** start INFORMATION PROVIDED **

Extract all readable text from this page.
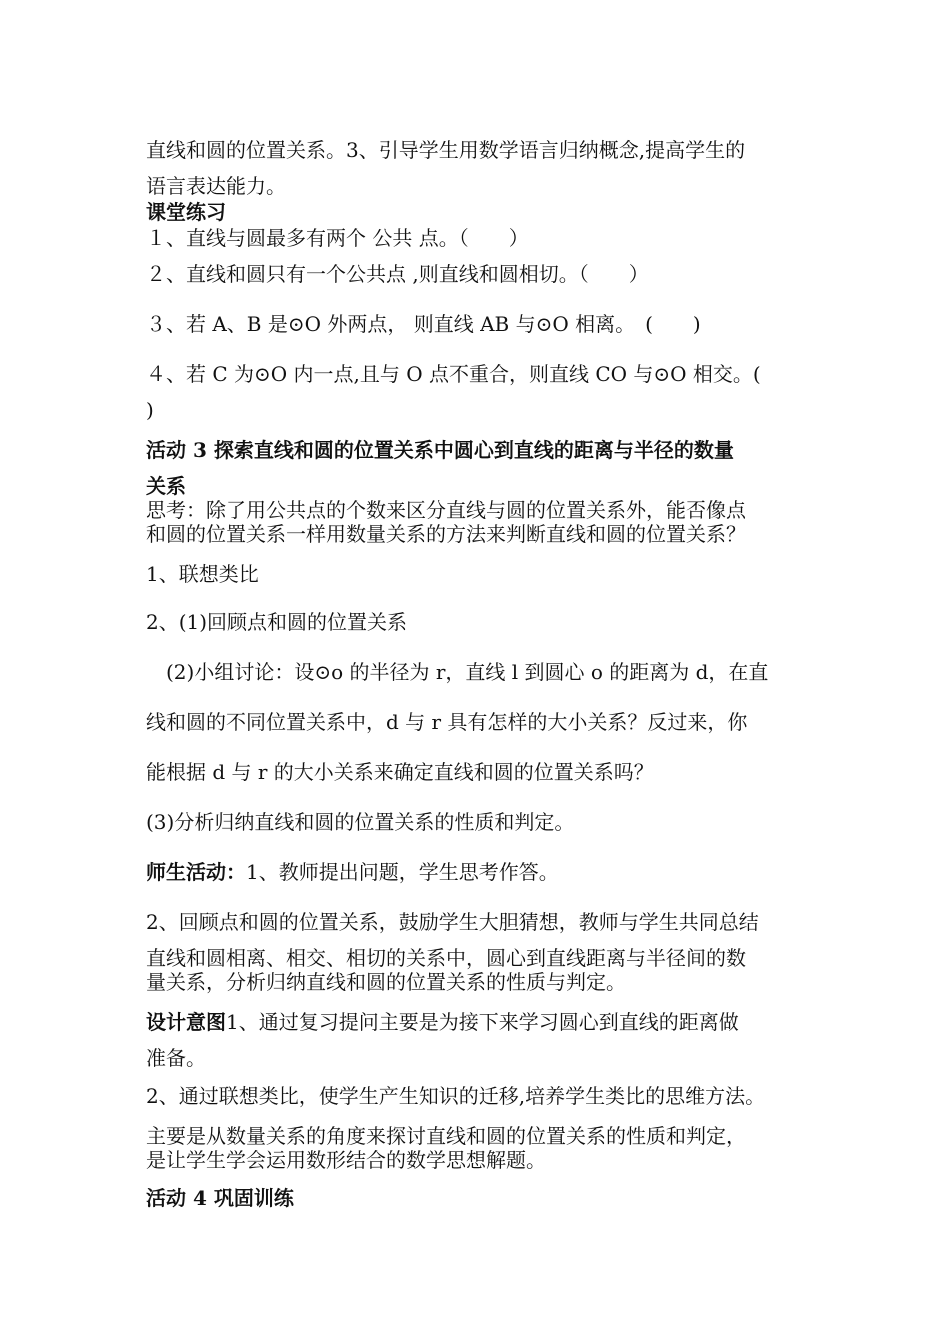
直线和圆的位置关系。3、引导学生用数学语言归纳概念,提高学生的

语言表达能力。

课堂练习

１、直线与圆最多有两个 公共 点。（　　）

２、直线和圆只有一个公共点 ,则直线和圆相切。（　　）

３、若 A、B 是⊙O 外两点， 则直线 AB 与⊙O 相离。　(　　)

４、若 C 为⊙O 内一点,且与 O 点不重合，则直线 CO 与⊙O 相交。(

)

活动 3 探索直线和圆的位置关系中圆心到直线的距离与半径的数量

关系

思考：除了用公共点的个数来区分直线与圆的位置关系外，能否像点

和圆的位置关系一样用数量关系的方法来判断直线和圆的位置关系？

1、联想类比

2、(1)回顾点和圆的位置关系

(2)小组讨论：设⊙o 的半径为 r，直线 l 到圆心 o 的距离为 d，在直

线和圆的不同位置关系中，d 与 r 具有怎样的大小关系？反过来，你

能根据 d 与 r 的大小关系来确定直线和圆的位置关系吗？

(3)分析归纳直线和圆的位置关系的性质和判定。

师生活动：1、教师提出问题，学生思考作答。

2、回顾点和圆的位置关系，鼓励学生大胆猜想，教师与学生共同总结

直线和圆相离、相交、相切的关系中，圆心到直线距离与半径间的数

量关系，分析归纳直线和圆的位置关系的性质与判定。

设计意图1、通过复习提问主要是为接下来学习圆心到直线的距离做

准备。

2、通过联想类比，使学生产生知识的迁移,培养学生类比的思维方法。

主要是从数量关系的角度来探讨直线和圆的位置关系的性质和判定，

是让学生学会运用数形结合的数学思想解题。

活动 4 巩固训练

** end INFORMATION PROVIDED **

• TASK TO CARRY OUT:
Return the listing above unchanged, apart from dropping its pictures.

• ANSWER TO THIS PROBLEM:
Extract all readable text from this page.
直线和圆的位置关系。3、引导学生用数学语言归纳概念,提高学生的

语言表达能力。

课堂练习

１、直线与圆最多有两个 公共 点。（　　）

２、直线和圆只有一个公共点 ,则直线和圆相切。（　　）

３、若 A、B 是⊙O 外两点， 则直线 AB 与⊙O 相离。　(　　)

４、若 C 为⊙O 内一点,且与 O 点不重合，则直线 CO 与⊙O 相交。(

)

活动 3 探索直线和圆的位置关系中圆心到直线的距离与半径的数量

关系

思考：除了用公共点的个数来区分直线与圆的位置关系外，能否像点

和圆的位置关系一样用数量关系的方法来判断直线和圆的位置关系？

1、联想类比

2、(1)回顾点和圆的位置关系

(2)小组讨论：设⊙o 的半径为 r，直线 l 到圆心 o 的距离为 d，在直

线和圆的不同位置关系中，d 与 r 具有怎样的大小关系？反过来，你

能根据 d 与 r 的大小关系来确定直线和圆的位置关系吗？

(3)分析归纳直线和圆的位置关系的性质和判定。

师生活动：1、教师提出问题，学生思考作答。

2、回顾点和圆的位置关系，鼓励学生大胆猜想，教师与学生共同总结

直线和圆相离、相交、相切的关系中，圆心到直线距离与半径间的数

量关系，分析归纳直线和圆的位置关系的性质与判定。

设计意图1、通过复习提问主要是为接下来学习圆心到直线的距离做

准备。

2、通过联想类比，使学生产生知识的迁移,培养学生类比的思维方法。

主要是从数量关系的角度来探讨直线和圆的位置关系的性质和判定，

是让学生学会运用数形结合的数学思想解题。

活动 4 巩固训练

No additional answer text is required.